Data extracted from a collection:
----------------------------------------

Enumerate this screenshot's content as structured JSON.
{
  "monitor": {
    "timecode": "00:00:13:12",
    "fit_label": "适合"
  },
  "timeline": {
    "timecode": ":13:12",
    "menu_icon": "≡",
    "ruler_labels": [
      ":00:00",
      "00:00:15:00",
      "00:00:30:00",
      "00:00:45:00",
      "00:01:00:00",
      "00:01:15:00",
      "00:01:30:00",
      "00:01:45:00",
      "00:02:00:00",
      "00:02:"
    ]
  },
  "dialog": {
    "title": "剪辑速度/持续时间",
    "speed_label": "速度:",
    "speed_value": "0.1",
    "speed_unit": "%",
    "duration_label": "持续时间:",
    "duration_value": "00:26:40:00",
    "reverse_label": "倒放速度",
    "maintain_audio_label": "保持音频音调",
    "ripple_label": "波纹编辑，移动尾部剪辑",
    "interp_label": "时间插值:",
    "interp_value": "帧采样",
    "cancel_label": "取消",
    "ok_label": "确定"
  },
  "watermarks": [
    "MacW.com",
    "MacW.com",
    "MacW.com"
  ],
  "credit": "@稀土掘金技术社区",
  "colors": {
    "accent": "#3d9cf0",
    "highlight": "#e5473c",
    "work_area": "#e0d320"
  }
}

----------------------------------------

● **Task description**:
Would you reproduce the material above in full, exactly as given?

● **Answer for this exercise**:
Enumerate this screenshot's content as structured JSON.
{
  "monitor": {
    "timecode": "00:00:13:12",
    "fit_label": "适合"
  },
  "timeline": {
    "timecode": ":13:12",
    "menu_icon": "≡",
    "ruler_labels": [
      ":00:00",
      "00:00:15:00",
      "00:00:30:00",
      "00:00:45:00",
      "00:01:00:00",
      "00:01:15:00",
      "00:01:30:00",
      "00:01:45:00",
      "00:02:00:00",
      "00:02:"
    ]
  },
  "dialog": {
    "title": "剪辑速度/持续时间",
    "speed_label": "速度:",
    "speed_value": "0.1",
    "speed_unit": "%",
    "duration_label": "持续时间:",
    "duration_value": "00:26:40:00",
    "reverse_label": "倒放速度",
    "maintain_audio_label": "保持音频音调",
    "ripple_label": "波纹编辑，移动尾部剪辑",
    "interp_label": "时间插值:",
    "interp_value": "帧采样",
    "cancel_label": "取消",
    "ok_label": "确定"
  },
  "watermarks": [
    "MacW.com",
    "MacW.com",
    "MacW.com"
  ],
  "credit": "@稀土掘金技术社区",
  "colors": {
    "accent": "#3d9cf0",
    "highlight": "#e5473c",
    "work_area": "#e0d320"
  }
}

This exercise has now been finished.